Lines holding the string "JSON" are the ones to copy from this listing.

-- Start of Supplied material --

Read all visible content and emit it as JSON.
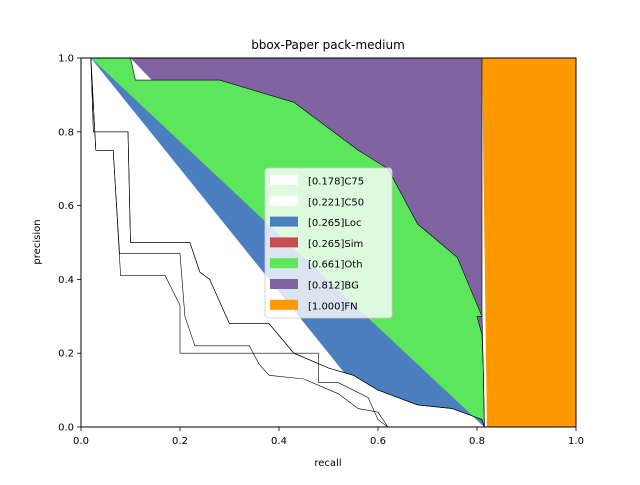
{
  "chart_data": {
    "type": "area",
    "title": "bbox-Paper pack-medium",
    "xlabel": "recall",
    "ylabel": "precision",
    "xlim": [
      0,
      1
    ],
    "ylim": [
      0,
      1
    ],
    "xticks": [
      "0.0",
      "0.2",
      "0.4",
      "0.6",
      "0.8",
      "1.0"
    ],
    "yticks": [
      "0.0",
      "0.2",
      "0.4",
      "0.6",
      "0.8",
      "1.0"
    ],
    "grid": false,
    "legend_position": "center",
    "series": [
      {
        "name": "[0.178]C75",
        "color": "#ffffff",
        "edge": "#000000",
        "curve": [
          [
            0,
            1
          ],
          [
            0.02,
            1
          ],
          [
            0.03,
            0.75
          ],
          [
            0.065,
            0.75
          ],
          [
            0.08,
            0.41
          ],
          [
            0.17,
            0.41
          ],
          [
            0.2,
            0.33
          ],
          [
            0.2,
            0.2
          ],
          [
            0.22,
            0.2
          ],
          [
            0.48,
            0.2
          ],
          [
            0.48,
            0.12
          ],
          [
            0.52,
            0.12
          ],
          [
            0.58,
            0.08
          ],
          [
            0.6,
            0.02
          ],
          [
            0.62,
            0
          ],
          [
            0,
            0
          ]
        ]
      },
      {
        "name": "[0.221]C50",
        "color": "#ffffff",
        "edge": "#000000",
        "curve": [
          [
            0.02,
            1
          ],
          [
            0.03,
            0.75
          ],
          [
            0.065,
            0.75
          ],
          [
            0.078,
            0.47
          ],
          [
            0.2,
            0.47
          ],
          [
            0.21,
            0.3
          ],
          [
            0.23,
            0.22
          ],
          [
            0.34,
            0.22
          ],
          [
            0.36,
            0.17
          ],
          [
            0.38,
            0.14
          ],
          [
            0.45,
            0.13
          ],
          [
            0.52,
            0.09
          ],
          [
            0.56,
            0.05
          ],
          [
            0.6,
            0.04
          ],
          [
            0.62,
            0
          ]
        ]
      },
      {
        "name": "[0.265]Loc",
        "color": "#4c7fbf",
        "edge": "#000000",
        "curve": [
          [
            0.02,
            1
          ],
          [
            0.025,
            0.8
          ],
          [
            0.095,
            0.8
          ],
          [
            0.1,
            0.5
          ],
          [
            0.22,
            0.5
          ],
          [
            0.24,
            0.42
          ],
          [
            0.26,
            0.4
          ],
          [
            0.3,
            0.28
          ],
          [
            0.38,
            0.28
          ],
          [
            0.43,
            0.2
          ],
          [
            0.5,
            0.16
          ],
          [
            0.55,
            0.14
          ],
          [
            0.6,
            0.1
          ],
          [
            0.68,
            0.06
          ],
          [
            0.75,
            0.05
          ],
          [
            0.79,
            0.03
          ],
          [
            0.81,
            0.02
          ],
          [
            0.815,
            0
          ]
        ]
      },
      {
        "name": "[0.265]Sim",
        "color": "#c44e52",
        "edge": "#000000",
        "curve": [
          [
            0.02,
            1
          ],
          [
            0.025,
            0.8
          ],
          [
            0.095,
            0.8
          ],
          [
            0.1,
            0.5
          ],
          [
            0.22,
            0.5
          ],
          [
            0.24,
            0.42
          ],
          [
            0.26,
            0.4
          ],
          [
            0.3,
            0.28
          ],
          [
            0.38,
            0.28
          ],
          [
            0.43,
            0.2
          ],
          [
            0.5,
            0.16
          ],
          [
            0.55,
            0.14
          ],
          [
            0.6,
            0.1
          ],
          [
            0.68,
            0.06
          ],
          [
            0.75,
            0.05
          ],
          [
            0.79,
            0.03
          ],
          [
            0.81,
            0.02
          ],
          [
            0.815,
            0
          ]
        ]
      },
      {
        "name": "[0.661]Oth",
        "color": "#5ce65c",
        "edge": "#000000",
        "curve": [
          [
            0.02,
            1
          ],
          [
            0.1,
            1
          ],
          [
            0.11,
            0.94
          ],
          [
            0.28,
            0.94
          ],
          [
            0.43,
            0.88
          ],
          [
            0.56,
            0.75
          ],
          [
            0.62,
            0.7
          ],
          [
            0.68,
            0.55
          ],
          [
            0.76,
            0.46
          ],
          [
            0.81,
            0.3
          ],
          [
            0.8,
            0.3
          ],
          [
            0.81,
            0.25
          ],
          [
            0.813,
            0.15
          ],
          [
            0.815,
            0
          ]
        ]
      },
      {
        "name": "[0.812]BG",
        "color": "#8064a2",
        "edge": "#000000",
        "curve": [
          [
            0.1,
            1
          ],
          [
            0.81,
            1
          ],
          [
            0.81,
            0.3
          ],
          [
            0.812,
            0.2
          ],
          [
            0.815,
            0
          ]
        ]
      },
      {
        "name": "[1.000]FN",
        "color": "#ff9900",
        "edge": "#000000",
        "curve": [
          [
            0.81,
            1
          ],
          [
            1,
            1
          ],
          [
            1,
            0
          ],
          [
            0.82,
            0
          ]
        ]
      }
    ]
  }
}
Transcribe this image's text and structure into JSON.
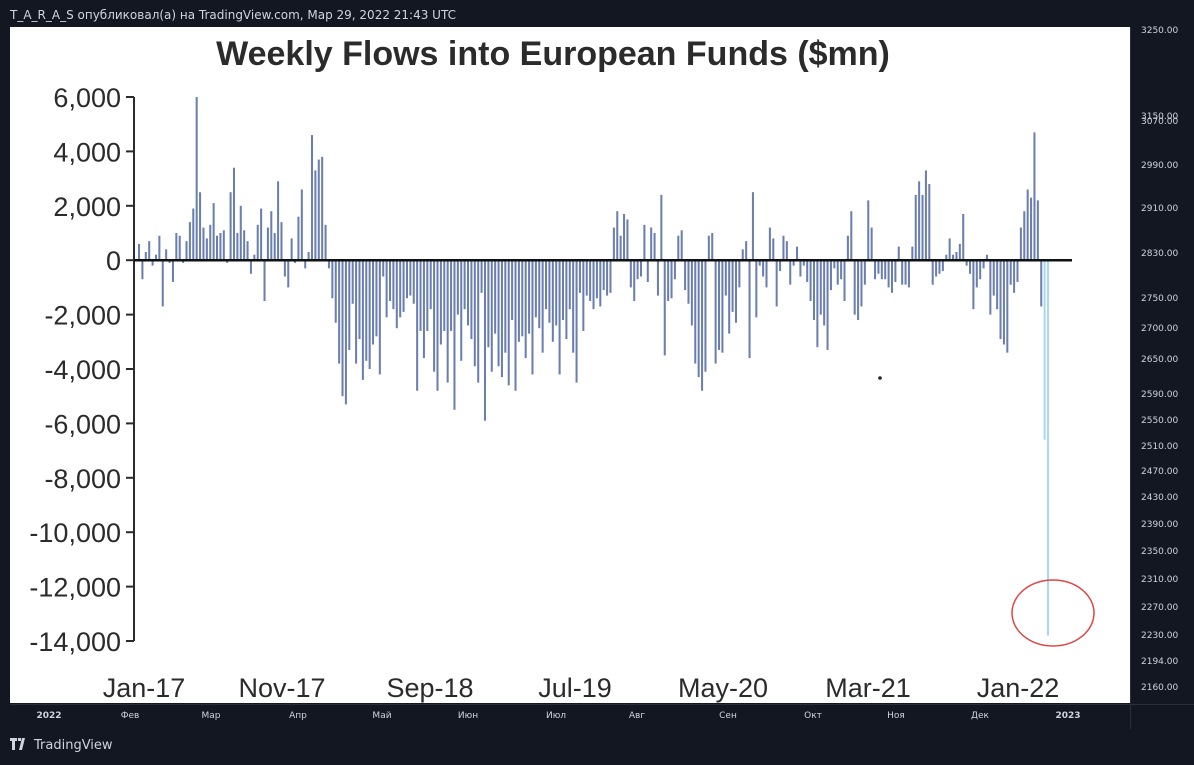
{
  "header": {
    "publisher_text": "T_A_R_A_S опубликовал(а) на TradingView.com, Мар 29, 2022 21:43 UTC"
  },
  "footer": {
    "brand_label": "TradingView",
    "logo_icon": "tradingview-logo-icon"
  },
  "price_axis": {
    "labels": [
      "3250.00",
      "3150.00",
      "3070.00",
      "2990.00",
      "2910.00",
      "2830.00",
      "2750.00",
      "2700.00",
      "2650.00",
      "2590.00",
      "2550.00",
      "2510.00",
      "2470.00",
      "2430.00",
      "2390.00",
      "2350.00",
      "2310.00",
      "2270.00",
      "2230.00",
      "2194.00",
      "2160.00"
    ]
  },
  "time_axis": {
    "labels": [
      "2022",
      "Фев",
      "Мар",
      "Апр",
      "Май",
      "Июн",
      "Июл",
      "Авг",
      "Сен",
      "Окт",
      "Ноя",
      "Дек",
      "2023"
    ]
  },
  "colors": {
    "bar": "#6b7fae",
    "highlight_bar": "#a9d8ec",
    "circle": "#e04545",
    "zero_line": "#111111",
    "axis_text": "#2b2b2b"
  },
  "chart_data": {
    "type": "bar",
    "title": "Weekly Flows into European Funds ($mn)",
    "xlabel": "",
    "ylabel": "",
    "ylim": [
      -14000,
      6000
    ],
    "yticks": [
      6000,
      4000,
      2000,
      0,
      -2000,
      -4000,
      -6000,
      -8000,
      -10000,
      -12000,
      -14000
    ],
    "ytick_labels": [
      "6,000",
      "4,000",
      "2,000",
      "0",
      "-2,000",
      "-4,000",
      "-6,000",
      "-8,000",
      "-10,000",
      "-12,000",
      "-14,000"
    ],
    "x_tick_labels": [
      "Jan-17",
      "Nov-17",
      "Sep-18",
      "Jul-19",
      "May-20",
      "Mar-21",
      "Jan-22"
    ],
    "values": [
      600,
      -700,
      300,
      700,
      -200,
      200,
      900,
      -1700,
      400,
      -100,
      -800,
      1000,
      900,
      -100,
      700,
      1400,
      1900,
      6000,
      2500,
      1200,
      800,
      1300,
      2100,
      900,
      1000,
      1100,
      -100,
      2500,
      3400,
      1000,
      2000,
      1100,
      700,
      -500,
      200,
      1300,
      1900,
      -1500,
      1200,
      1800,
      1000,
      2900,
      1400,
      -600,
      -1000,
      800,
      -100,
      1600,
      2600,
      -300,
      300,
      4600,
      3300,
      3700,
      3800,
      1300,
      -300,
      -1400,
      -2300,
      -3800,
      -5000,
      -5300,
      -3300,
      -1600,
      -3800,
      -2900,
      -4400,
      -3700,
      -4000,
      -3100,
      -2800,
      -4200,
      -600,
      -2100,
      -1500,
      -1800,
      -2500,
      -2100,
      -1900,
      -1400,
      -1300,
      -1600,
      -4800,
      -2600,
      -3600,
      -2600,
      -1800,
      -4100,
      -4800,
      -3100,
      -2600,
      -4500,
      -2600,
      -5500,
      -2000,
      -3700,
      -1800,
      -2400,
      -2900,
      -3900,
      -4500,
      -1200,
      -5900,
      -3200,
      -4100,
      -2700,
      -3900,
      -4300,
      -3400,
      -4600,
      -2200,
      -4800,
      -3000,
      -2800,
      -3600,
      -2700,
      -4200,
      -2100,
      -2500,
      -3400,
      -1800,
      -2300,
      -3000,
      -2400,
      -4200,
      -2200,
      -2900,
      -1800,
      -3400,
      -4500,
      -1200,
      -2600,
      -1300,
      -1500,
      -1800,
      -1400,
      -1700,
      -1100,
      -1300,
      -1200,
      1200,
      1800,
      900,
      1700,
      1500,
      -1000,
      -1500,
      -700,
      -600,
      1300,
      -800,
      1200,
      1000,
      -1300,
      2400,
      -3500,
      -1500,
      -1400,
      -700,
      900,
      1100,
      -1100,
      -1600,
      -2400,
      -3800,
      -4300,
      -4800,
      -4100,
      900,
      1000,
      -3800,
      -3300,
      -3400,
      -1300,
      -2700,
      -1900,
      -2300,
      -1000,
      400,
      700,
      -3600,
      2500,
      -2100,
      -200,
      -600,
      -1000,
      1200,
      800,
      -1700,
      -400,
      900,
      700,
      -900,
      -200,
      500,
      -600,
      -200,
      -800,
      -1500,
      -2200,
      -3200,
      -2000,
      -2400,
      -3300,
      -1100,
      -300,
      -900,
      -700,
      -1500,
      900,
      1800,
      -2000,
      -2200,
      -1700,
      -900,
      2200,
      1200,
      -700,
      -500,
      -700,
      -700,
      -1000,
      -1200,
      -800,
      500,
      -900,
      -900,
      -1000,
      500,
      2400,
      2900,
      2400,
      3300,
      2800,
      -900,
      -600,
      -500,
      -400,
      200,
      800,
      200,
      300,
      600,
      1700,
      -200,
      -500,
      -1800,
      -1000,
      -700,
      -300,
      200,
      -2000,
      -1300,
      -1800,
      -2900,
      -3100,
      -3400,
      -900,
      -1200,
      -800,
      1200,
      1800,
      2600,
      2300,
      4700,
      2200,
      -1700,
      -6600,
      -13800
    ]
  }
}
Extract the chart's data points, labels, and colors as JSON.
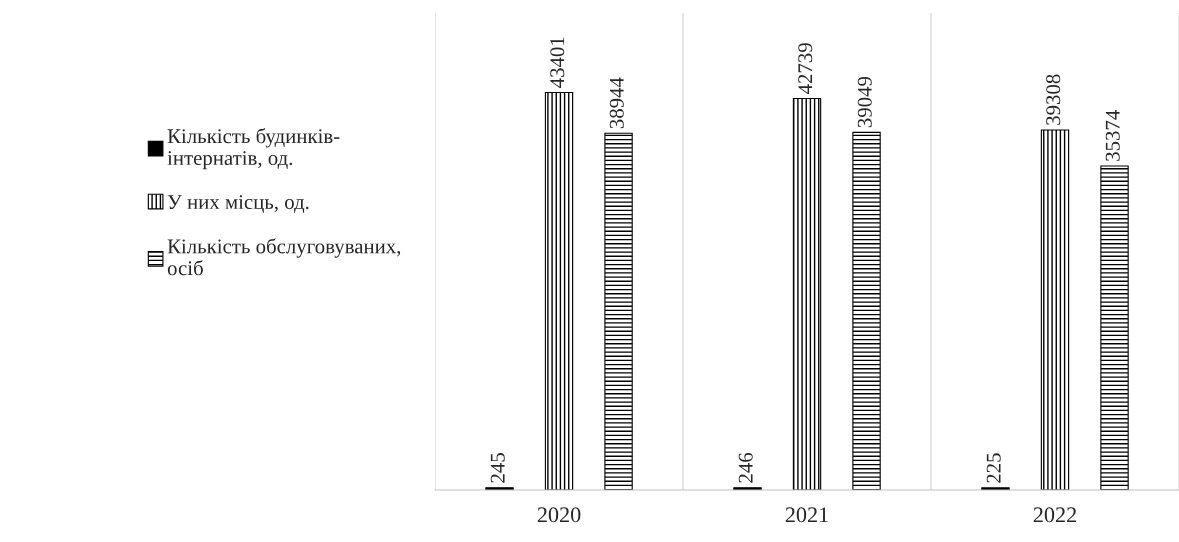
{
  "chart_data": {
    "type": "bar",
    "categories": [
      "2020",
      "2021",
      "2022"
    ],
    "series": [
      {
        "name": "Кількість будинків-\nінтернатів, од.",
        "color": "#000000",
        "values": [
          245,
          246,
          225
        ]
      },
      {
        "name": "У них місць, од.",
        "color": "#000000",
        "values": [
          43401,
          42739,
          39308
        ]
      },
      {
        "name": "Кількість обслуговуваних,\nосіб",
        "color": "#000000",
        "values": [
          38944,
          39049,
          35374
        ]
      }
    ],
    "data_labels": true,
    "grid": "x",
    "legend": "left"
  }
}
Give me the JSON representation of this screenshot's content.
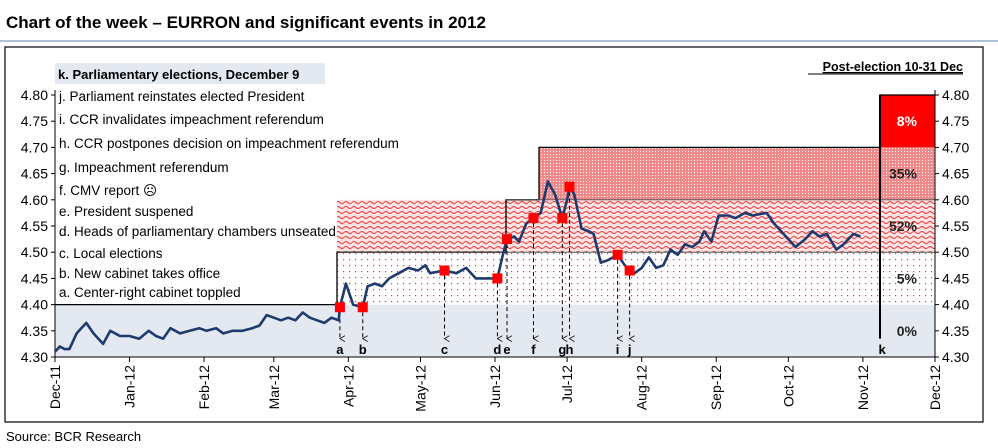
{
  "chart_data": {
    "type": "line",
    "title": "Chart of the week – EURRON and significant events in 2012",
    "source": "Source: BCR Research",
    "ylim": [
      4.3,
      4.8
    ],
    "yticks": [
      "4.30",
      "4.35",
      "4.40",
      "4.45",
      "4.50",
      "4.55",
      "4.60",
      "4.65",
      "4.70",
      "4.75",
      "4.80"
    ],
    "x_unit": "days since 1 Dec 2011",
    "xlim": [
      0,
      366
    ],
    "xticks": [
      {
        "label": "Dec-11",
        "d": 0
      },
      {
        "label": "Jan-12",
        "d": 31
      },
      {
        "label": "Feb-12",
        "d": 62
      },
      {
        "label": "Mar-12",
        "d": 91
      },
      {
        "label": "Apr-12",
        "d": 122
      },
      {
        "label": "May-12",
        "d": 152
      },
      {
        "label": "Jun-12",
        "d": 183
      },
      {
        "label": "Jul-12",
        "d": 213
      },
      {
        "label": "Aug-12",
        "d": 244
      },
      {
        "label": "Sep-12",
        "d": 275
      },
      {
        "label": "Oct-12",
        "d": 305
      },
      {
        "label": "Nov-12",
        "d": 336
      },
      {
        "label": "Dec-12",
        "d": 366
      }
    ],
    "series": [
      {
        "name": "EURRON",
        "color": "#1f3a6e",
        "points": [
          [
            0,
            4.31
          ],
          [
            2,
            4.32
          ],
          [
            4,
            4.315
          ],
          [
            6,
            4.315
          ],
          [
            9,
            4.345
          ],
          [
            13,
            4.365
          ],
          [
            16,
            4.345
          ],
          [
            20,
            4.325
          ],
          [
            23,
            4.35
          ],
          [
            27,
            4.34
          ],
          [
            31,
            4.34
          ],
          [
            35,
            4.335
          ],
          [
            39,
            4.35
          ],
          [
            42,
            4.34
          ],
          [
            45,
            4.335
          ],
          [
            48,
            4.355
          ],
          [
            52,
            4.345
          ],
          [
            56,
            4.35
          ],
          [
            60,
            4.355
          ],
          [
            63,
            4.35
          ],
          [
            67,
            4.355
          ],
          [
            70,
            4.345
          ],
          [
            74,
            4.35
          ],
          [
            78,
            4.35
          ],
          [
            82,
            4.355
          ],
          [
            85,
            4.36
          ],
          [
            88,
            4.38
          ],
          [
            91,
            4.375
          ],
          [
            94,
            4.37
          ],
          [
            97,
            4.375
          ],
          [
            100,
            4.37
          ],
          [
            103,
            4.385
          ],
          [
            106,
            4.375
          ],
          [
            109,
            4.37
          ],
          [
            112,
            4.365
          ],
          [
            115,
            4.375
          ],
          [
            118,
            4.37
          ],
          [
            118.5,
            4.395
          ],
          [
            121,
            4.44
          ],
          [
            124,
            4.4
          ],
          [
            128,
            4.395
          ],
          [
            130,
            4.435
          ],
          [
            133,
            4.44
          ],
          [
            136,
            4.435
          ],
          [
            139,
            4.45
          ],
          [
            143,
            4.46
          ],
          [
            147,
            4.47
          ],
          [
            151,
            4.465
          ],
          [
            154,
            4.475
          ],
          [
            156,
            4.46
          ],
          [
            162,
            4.465
          ],
          [
            167,
            4.46
          ],
          [
            171,
            4.47
          ],
          [
            175,
            4.45
          ],
          [
            178,
            4.45
          ],
          [
            182,
            4.45
          ],
          [
            184,
            4.45
          ],
          [
            186,
            4.49
          ],
          [
            188,
            4.525
          ],
          [
            191,
            4.53
          ],
          [
            193,
            4.52
          ],
          [
            196,
            4.555
          ],
          [
            199,
            4.565
          ],
          [
            202,
            4.575
          ],
          [
            205,
            4.635
          ],
          [
            208,
            4.61
          ],
          [
            211,
            4.565
          ],
          [
            213,
            4.6
          ],
          [
            214,
            4.625
          ],
          [
            216,
            4.61
          ],
          [
            219,
            4.545
          ],
          [
            222,
            4.54
          ],
          [
            224,
            4.535
          ],
          [
            227,
            4.48
          ],
          [
            230,
            4.485
          ],
          [
            234,
            4.495
          ],
          [
            237,
            4.475
          ],
          [
            239,
            4.465
          ],
          [
            241,
            4.46
          ],
          [
            244,
            4.47
          ],
          [
            247,
            4.49
          ],
          [
            250,
            4.47
          ],
          [
            253,
            4.475
          ],
          [
            256,
            4.505
          ],
          [
            259,
            4.495
          ],
          [
            262,
            4.515
          ],
          [
            265,
            4.51
          ],
          [
            268,
            4.52
          ],
          [
            270,
            4.54
          ],
          [
            273,
            4.52
          ],
          [
            276,
            4.57
          ],
          [
            280,
            4.57
          ],
          [
            283,
            4.565
          ],
          [
            287,
            4.575
          ],
          [
            290,
            4.57
          ],
          [
            296,
            4.575
          ],
          [
            299,
            4.555
          ],
          [
            302,
            4.54
          ],
          [
            305,
            4.525
          ],
          [
            308,
            4.51
          ],
          [
            312,
            4.525
          ],
          [
            315,
            4.54
          ],
          [
            318,
            4.53
          ],
          [
            321,
            4.535
          ],
          [
            325,
            4.505
          ],
          [
            328,
            4.515
          ],
          [
            332,
            4.535
          ],
          [
            335,
            4.53
          ]
        ]
      }
    ],
    "event_markers": [
      {
        "letter": "a",
        "d": 118.5,
        "y": 4.395
      },
      {
        "letter": "b",
        "d": 128,
        "y": 4.395
      },
      {
        "letter": "c",
        "d": 162,
        "y": 4.465
      },
      {
        "letter": "d",
        "d": 184,
        "y": 4.45
      },
      {
        "letter": "e",
        "d": 188,
        "y": 4.525
      },
      {
        "letter": "f",
        "d": 199,
        "y": 4.565
      },
      {
        "letter": "g",
        "d": 211,
        "y": 4.565
      },
      {
        "letter": "h",
        "d": 214,
        "y": 4.625
      },
      {
        "letter": "i",
        "d": 234,
        "y": 4.495
      },
      {
        "letter": "j",
        "d": 239,
        "y": 4.465
      },
      {
        "letter": "k",
        "d": 344,
        "y": null
      }
    ],
    "event_legend": [
      "k. Parliamentary elections, December 9",
      "j. Parliament reinstates elected President",
      "i. CCR invalidates impeachment referendum",
      "h. CCR postpones decision on impeachment referendum",
      "g. Impeachment referendum",
      "f. CMV report ☹",
      "e. President suspened",
      "d. Heads of parliamentary chambers unseated",
      "c. Local elections",
      "b. New cabinet takes office",
      "a. Center-right cabinet toppled"
    ],
    "post_election": {
      "title": "Post-election 10-31 Dec",
      "bands": [
        {
          "range": [
            4.7,
            4.8
          ],
          "label": "8%"
        },
        {
          "range": [
            4.6,
            4.7
          ],
          "label": "35%"
        },
        {
          "range": [
            4.5,
            4.6
          ],
          "label": "52%"
        },
        {
          "range": [
            4.4,
            4.5
          ],
          "label": "5%"
        },
        {
          "range": [
            4.3,
            4.4
          ],
          "label": "0%"
        }
      ]
    },
    "colors": {
      "marker": "#ff0000",
      "band_base": "#e4e9f1",
      "solid": "#ff0000"
    }
  }
}
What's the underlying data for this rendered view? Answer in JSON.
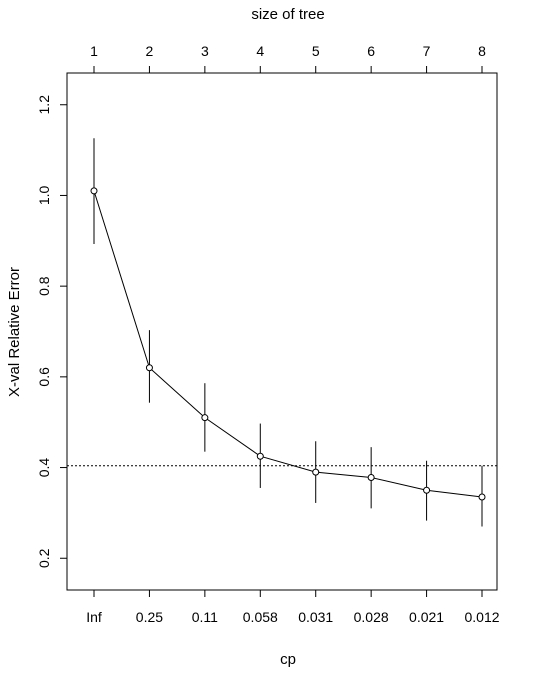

-- End of Supplied material --

> [Solved problem]
Read all visible content and emit it as JSON.
Transcribe this image's text and structure into JSON.
Extract the chart's data points, labels, and colors as JSON.
Give me the JSON representation of this screenshot's content.
What's the underlying data for this rendered view? Answer in JSON.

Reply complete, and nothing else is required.